::: MATERIAL PROVIDED :::

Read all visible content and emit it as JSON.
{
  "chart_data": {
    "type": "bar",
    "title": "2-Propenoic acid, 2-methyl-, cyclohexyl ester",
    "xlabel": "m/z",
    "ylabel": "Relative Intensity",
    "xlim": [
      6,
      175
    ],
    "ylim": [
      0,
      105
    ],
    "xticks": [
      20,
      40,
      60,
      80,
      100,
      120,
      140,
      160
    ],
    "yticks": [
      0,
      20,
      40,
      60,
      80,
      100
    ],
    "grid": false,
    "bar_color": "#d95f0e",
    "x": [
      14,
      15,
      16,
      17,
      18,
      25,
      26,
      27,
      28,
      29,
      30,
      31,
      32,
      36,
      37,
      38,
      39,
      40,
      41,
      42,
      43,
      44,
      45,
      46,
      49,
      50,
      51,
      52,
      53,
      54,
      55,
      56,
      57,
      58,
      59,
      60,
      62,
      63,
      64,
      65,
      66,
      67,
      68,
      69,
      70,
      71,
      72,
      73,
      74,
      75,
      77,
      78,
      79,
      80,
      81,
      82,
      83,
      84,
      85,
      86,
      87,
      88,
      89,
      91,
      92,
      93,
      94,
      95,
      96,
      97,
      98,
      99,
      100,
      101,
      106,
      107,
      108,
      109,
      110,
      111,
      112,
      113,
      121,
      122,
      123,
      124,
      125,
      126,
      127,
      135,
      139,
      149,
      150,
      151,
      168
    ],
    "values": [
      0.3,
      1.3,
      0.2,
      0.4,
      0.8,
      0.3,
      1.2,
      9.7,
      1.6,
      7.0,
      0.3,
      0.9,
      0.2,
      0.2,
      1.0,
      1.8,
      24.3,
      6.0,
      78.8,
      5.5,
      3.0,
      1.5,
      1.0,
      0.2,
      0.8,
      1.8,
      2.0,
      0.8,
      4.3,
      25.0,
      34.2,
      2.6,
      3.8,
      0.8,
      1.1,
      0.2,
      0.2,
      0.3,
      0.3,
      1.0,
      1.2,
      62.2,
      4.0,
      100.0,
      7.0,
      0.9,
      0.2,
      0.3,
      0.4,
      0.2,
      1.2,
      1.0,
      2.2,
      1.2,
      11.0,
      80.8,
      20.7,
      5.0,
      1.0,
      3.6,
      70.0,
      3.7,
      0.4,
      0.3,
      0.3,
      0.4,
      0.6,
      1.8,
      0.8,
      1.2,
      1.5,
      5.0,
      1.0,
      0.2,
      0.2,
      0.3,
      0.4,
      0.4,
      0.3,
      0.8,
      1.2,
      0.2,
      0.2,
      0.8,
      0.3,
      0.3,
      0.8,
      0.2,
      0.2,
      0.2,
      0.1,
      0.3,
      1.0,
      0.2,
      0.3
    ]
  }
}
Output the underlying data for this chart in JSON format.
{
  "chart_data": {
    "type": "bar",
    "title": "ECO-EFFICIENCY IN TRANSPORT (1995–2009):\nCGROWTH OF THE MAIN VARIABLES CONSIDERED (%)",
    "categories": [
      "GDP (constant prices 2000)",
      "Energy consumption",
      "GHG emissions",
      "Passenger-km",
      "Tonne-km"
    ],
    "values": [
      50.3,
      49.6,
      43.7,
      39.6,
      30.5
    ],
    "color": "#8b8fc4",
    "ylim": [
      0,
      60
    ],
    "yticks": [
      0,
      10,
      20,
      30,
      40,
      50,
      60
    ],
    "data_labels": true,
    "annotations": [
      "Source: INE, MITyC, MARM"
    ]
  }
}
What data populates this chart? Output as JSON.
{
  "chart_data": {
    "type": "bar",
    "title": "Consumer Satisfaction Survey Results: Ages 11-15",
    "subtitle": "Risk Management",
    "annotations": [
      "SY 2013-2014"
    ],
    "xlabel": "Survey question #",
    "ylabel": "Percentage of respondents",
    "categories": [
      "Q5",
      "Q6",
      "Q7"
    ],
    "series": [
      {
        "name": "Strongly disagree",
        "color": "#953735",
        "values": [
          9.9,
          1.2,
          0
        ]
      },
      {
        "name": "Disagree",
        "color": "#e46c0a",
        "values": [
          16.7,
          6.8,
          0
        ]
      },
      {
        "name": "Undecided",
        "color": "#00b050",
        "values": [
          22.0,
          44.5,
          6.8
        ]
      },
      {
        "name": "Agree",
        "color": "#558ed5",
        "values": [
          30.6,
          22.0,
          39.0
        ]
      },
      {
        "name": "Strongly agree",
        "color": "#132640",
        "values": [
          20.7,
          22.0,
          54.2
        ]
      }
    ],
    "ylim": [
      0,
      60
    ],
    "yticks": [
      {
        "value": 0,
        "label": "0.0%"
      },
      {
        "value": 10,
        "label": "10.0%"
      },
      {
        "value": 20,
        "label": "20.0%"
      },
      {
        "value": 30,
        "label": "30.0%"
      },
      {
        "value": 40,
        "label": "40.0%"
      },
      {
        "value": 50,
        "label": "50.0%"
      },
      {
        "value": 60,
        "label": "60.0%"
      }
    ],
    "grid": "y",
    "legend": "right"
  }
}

:::

[WHAT TO WORK ON] Pick each line holding the word "JSON" out of the data and copy it.

[SOLUTION TO THE PROBLEM]
Read all visible content and emit it as JSON.
Output the underlying data for this chart in JSON format.
What data populates this chart? Output as JSON.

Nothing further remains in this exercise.